Stored data entries:
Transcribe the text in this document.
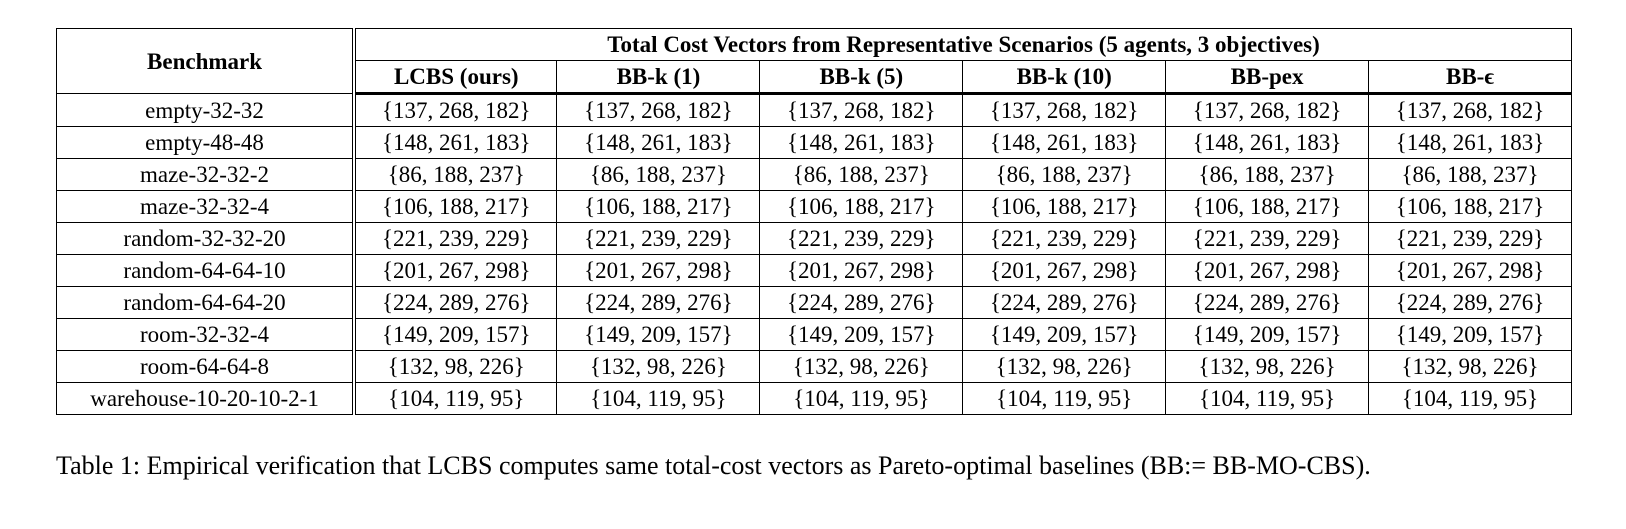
Benchmark	Total Cost Vectors from Representative Scenarios (5 agents, 3 objectives)					
	LCBS (ours)	BB-k (1)	BB-k (5)	BB-k (10)	BB-pex	BB-ϵ
empty-32-32	{137, 268, 182}	{137, 268, 182}	{137, 268, 182}	{137, 268, 182}	{137, 268, 182}	{137, 268, 182}
empty-48-48	{148, 261, 183}	{148, 261, 183}	{148, 261, 183}	{148, 261, 183}	{148, 261, 183}	{148, 261, 183}
maze-32-32-2	{86, 188, 237}	{86, 188, 237}	{86, 188, 237}	{86, 188, 237}	{86, 188, 237}	{86, 188, 237}
maze-32-32-4	{106, 188, 217}	{106, 188, 217}	{106, 188, 217}	{106, 188, 217}	{106, 188, 217}	{106, 188, 217}
random-32-32-20	{221, 239, 229}	{221, 239, 229}	{221, 239, 229}	{221, 239, 229}	{221, 239, 229}	{221, 239, 229}
random-64-64-10	{201, 267, 298}	{201, 267, 298}	{201, 267, 298}	{201, 267, 298}	{201, 267, 298}	{201, 267, 298}
random-64-64-20	{224, 289, 276}	{224, 289, 276}	{224, 289, 276}	{224, 289, 276}	{224, 289, 276}	{224, 289, 276}
room-32-32-4	{149, 209, 157}	{149, 209, 157}	{149, 209, 157}	{149, 209, 157}	{149, 209, 157}	{149, 209, 157}
room-64-64-8	{132, 98, 226}	{132, 98, 226}	{132, 98, 226}	{132, 98, 226}	{132, 98, 226}	{132, 98, 226}
warehouse-10-20-10-2-1	{104, 119, 95}	{104, 119, 95}	{104, 119, 95}	{104, 119, 95}	{104, 119, 95}	{104, 119, 95}
Table 1: Empirical verification that LCBS computes same total-cost vectors as Pareto-optimal baselines (BB:= BB-MO-CBS).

### Do this
Reply with the number of lines in the data that include the string "room" and nothing else.

### Response below
2